- _Exercise brief_
Using the entries that follow, state how many lines contain the word "JSON". The response is that number and nothing more.

══ Task input ══

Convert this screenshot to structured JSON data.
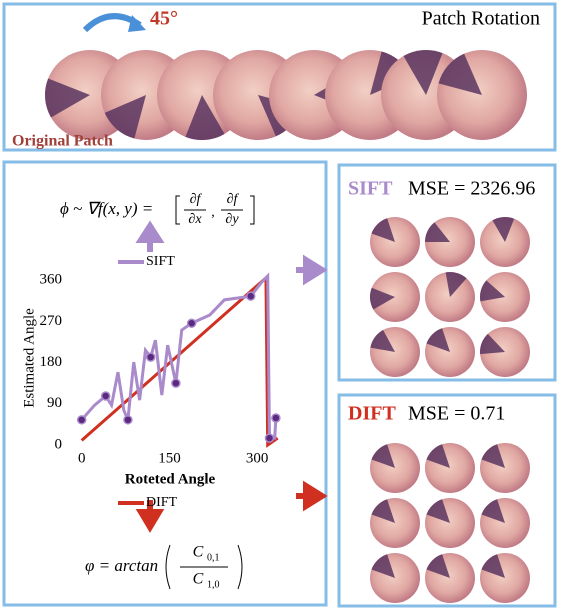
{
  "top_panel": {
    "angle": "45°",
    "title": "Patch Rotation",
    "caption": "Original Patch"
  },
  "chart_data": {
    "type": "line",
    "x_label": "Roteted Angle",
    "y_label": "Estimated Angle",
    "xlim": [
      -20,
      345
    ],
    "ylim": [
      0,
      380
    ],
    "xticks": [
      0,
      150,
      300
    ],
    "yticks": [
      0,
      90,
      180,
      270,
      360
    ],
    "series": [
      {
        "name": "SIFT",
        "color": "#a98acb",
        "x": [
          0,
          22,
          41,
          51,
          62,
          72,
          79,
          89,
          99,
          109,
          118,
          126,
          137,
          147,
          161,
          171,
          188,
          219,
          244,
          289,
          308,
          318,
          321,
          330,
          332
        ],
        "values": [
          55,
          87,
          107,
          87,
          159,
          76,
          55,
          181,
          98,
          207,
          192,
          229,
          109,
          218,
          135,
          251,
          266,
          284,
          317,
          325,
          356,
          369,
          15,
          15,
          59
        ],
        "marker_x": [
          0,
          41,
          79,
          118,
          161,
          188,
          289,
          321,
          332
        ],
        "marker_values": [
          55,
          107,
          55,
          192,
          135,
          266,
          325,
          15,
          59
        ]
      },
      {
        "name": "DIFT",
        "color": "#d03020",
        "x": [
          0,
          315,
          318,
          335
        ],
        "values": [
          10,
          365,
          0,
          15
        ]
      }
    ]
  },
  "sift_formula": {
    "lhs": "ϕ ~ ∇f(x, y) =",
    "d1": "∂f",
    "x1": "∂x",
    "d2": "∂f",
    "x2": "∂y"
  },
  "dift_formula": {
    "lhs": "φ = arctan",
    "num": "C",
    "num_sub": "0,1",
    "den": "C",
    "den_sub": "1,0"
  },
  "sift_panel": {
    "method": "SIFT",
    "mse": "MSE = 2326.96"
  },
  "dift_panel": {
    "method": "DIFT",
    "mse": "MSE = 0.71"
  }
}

═══
══ Task input ══

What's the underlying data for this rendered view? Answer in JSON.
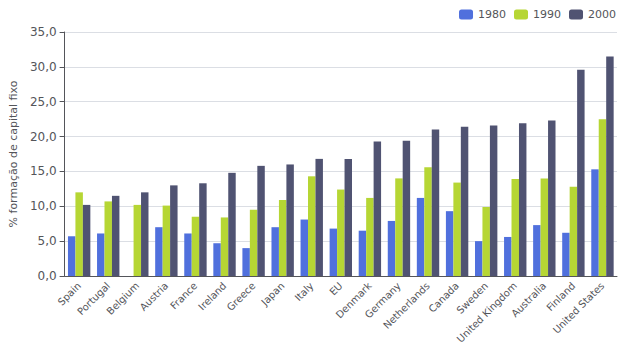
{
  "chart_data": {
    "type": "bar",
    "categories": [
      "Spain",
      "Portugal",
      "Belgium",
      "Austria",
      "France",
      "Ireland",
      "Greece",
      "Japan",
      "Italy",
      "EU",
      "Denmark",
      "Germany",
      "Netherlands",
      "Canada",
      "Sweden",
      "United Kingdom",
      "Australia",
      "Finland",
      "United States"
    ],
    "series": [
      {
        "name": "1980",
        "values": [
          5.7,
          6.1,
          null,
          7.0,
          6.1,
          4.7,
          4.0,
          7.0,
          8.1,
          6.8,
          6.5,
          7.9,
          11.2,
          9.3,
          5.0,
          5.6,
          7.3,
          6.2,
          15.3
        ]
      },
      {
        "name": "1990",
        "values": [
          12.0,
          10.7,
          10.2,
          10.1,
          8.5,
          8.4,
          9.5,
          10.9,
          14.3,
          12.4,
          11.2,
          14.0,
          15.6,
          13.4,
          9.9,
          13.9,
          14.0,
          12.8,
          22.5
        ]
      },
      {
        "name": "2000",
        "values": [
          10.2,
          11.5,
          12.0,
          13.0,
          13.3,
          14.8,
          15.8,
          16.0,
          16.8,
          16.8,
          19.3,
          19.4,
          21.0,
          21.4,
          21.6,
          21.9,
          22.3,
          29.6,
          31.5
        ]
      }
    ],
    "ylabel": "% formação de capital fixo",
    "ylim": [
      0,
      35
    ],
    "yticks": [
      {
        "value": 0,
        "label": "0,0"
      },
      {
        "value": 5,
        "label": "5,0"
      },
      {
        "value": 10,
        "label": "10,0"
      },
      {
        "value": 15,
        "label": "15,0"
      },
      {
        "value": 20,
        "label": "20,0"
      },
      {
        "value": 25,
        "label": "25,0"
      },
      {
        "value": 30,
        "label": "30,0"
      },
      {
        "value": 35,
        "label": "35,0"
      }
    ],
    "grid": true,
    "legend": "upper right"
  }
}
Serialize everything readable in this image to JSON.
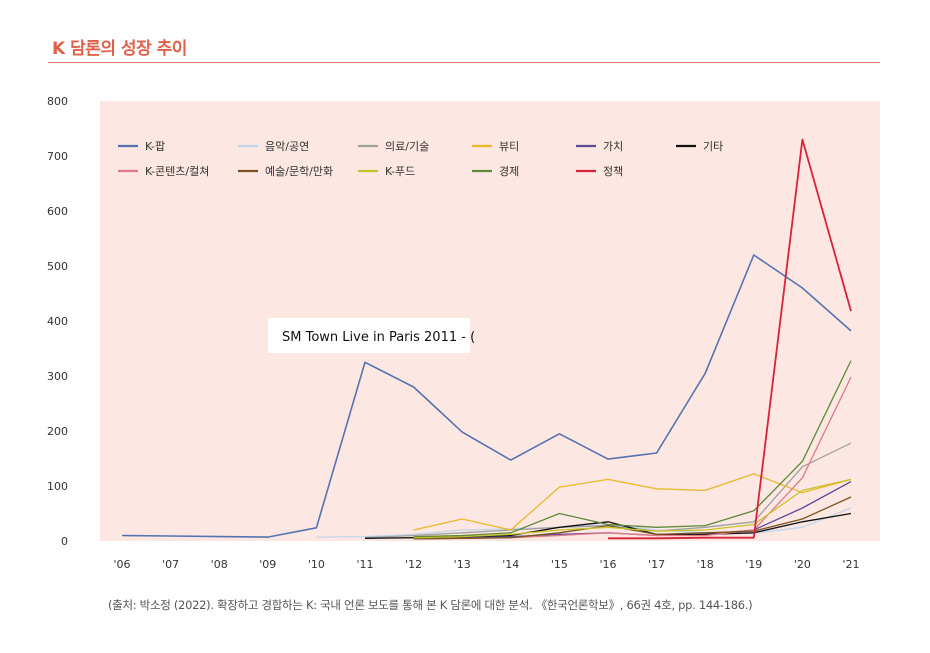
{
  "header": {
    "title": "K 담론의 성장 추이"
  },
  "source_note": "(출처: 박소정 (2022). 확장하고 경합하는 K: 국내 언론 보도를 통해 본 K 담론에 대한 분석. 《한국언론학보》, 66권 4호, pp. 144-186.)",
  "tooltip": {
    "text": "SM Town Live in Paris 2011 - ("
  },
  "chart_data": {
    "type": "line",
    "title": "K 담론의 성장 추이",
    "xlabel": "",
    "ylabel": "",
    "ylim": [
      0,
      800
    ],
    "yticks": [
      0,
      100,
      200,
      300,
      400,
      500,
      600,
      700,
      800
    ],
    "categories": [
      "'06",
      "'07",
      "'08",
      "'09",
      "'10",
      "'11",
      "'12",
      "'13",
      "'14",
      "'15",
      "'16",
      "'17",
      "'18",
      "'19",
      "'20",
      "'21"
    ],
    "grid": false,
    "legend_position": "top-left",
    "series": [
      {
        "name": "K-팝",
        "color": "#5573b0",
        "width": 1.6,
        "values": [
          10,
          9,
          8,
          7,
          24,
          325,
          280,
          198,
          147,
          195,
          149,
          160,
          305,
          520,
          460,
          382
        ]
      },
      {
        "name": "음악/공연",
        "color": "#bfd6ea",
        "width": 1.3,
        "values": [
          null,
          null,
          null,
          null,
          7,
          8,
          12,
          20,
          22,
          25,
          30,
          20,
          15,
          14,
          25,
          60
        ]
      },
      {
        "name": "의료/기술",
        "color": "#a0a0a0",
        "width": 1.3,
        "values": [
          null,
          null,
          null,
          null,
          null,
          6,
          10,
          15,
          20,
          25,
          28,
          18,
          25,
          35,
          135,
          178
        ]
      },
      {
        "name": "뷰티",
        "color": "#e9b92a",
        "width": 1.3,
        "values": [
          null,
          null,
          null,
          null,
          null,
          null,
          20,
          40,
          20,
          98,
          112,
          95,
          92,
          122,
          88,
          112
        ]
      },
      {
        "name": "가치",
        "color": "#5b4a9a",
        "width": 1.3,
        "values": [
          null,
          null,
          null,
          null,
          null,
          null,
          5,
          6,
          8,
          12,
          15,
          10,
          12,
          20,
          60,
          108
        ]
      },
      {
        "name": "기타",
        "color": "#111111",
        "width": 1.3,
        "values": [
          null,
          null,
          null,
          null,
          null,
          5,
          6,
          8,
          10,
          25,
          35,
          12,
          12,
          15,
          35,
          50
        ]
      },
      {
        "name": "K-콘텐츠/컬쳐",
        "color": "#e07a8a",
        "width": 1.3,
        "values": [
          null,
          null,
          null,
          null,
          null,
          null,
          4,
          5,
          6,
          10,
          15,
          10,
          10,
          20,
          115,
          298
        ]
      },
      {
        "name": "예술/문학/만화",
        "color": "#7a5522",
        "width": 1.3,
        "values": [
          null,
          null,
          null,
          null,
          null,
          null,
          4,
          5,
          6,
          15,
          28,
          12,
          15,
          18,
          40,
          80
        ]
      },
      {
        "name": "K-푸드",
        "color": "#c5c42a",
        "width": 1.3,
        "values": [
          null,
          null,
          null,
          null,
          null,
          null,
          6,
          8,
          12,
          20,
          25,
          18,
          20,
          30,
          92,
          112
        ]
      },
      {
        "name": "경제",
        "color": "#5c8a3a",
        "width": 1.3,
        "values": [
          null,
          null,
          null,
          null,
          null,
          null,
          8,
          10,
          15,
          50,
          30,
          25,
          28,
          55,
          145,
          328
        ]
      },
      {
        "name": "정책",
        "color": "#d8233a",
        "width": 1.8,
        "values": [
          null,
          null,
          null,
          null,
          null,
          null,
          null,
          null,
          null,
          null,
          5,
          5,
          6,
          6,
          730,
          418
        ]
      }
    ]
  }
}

═══

- _Problem solution_
3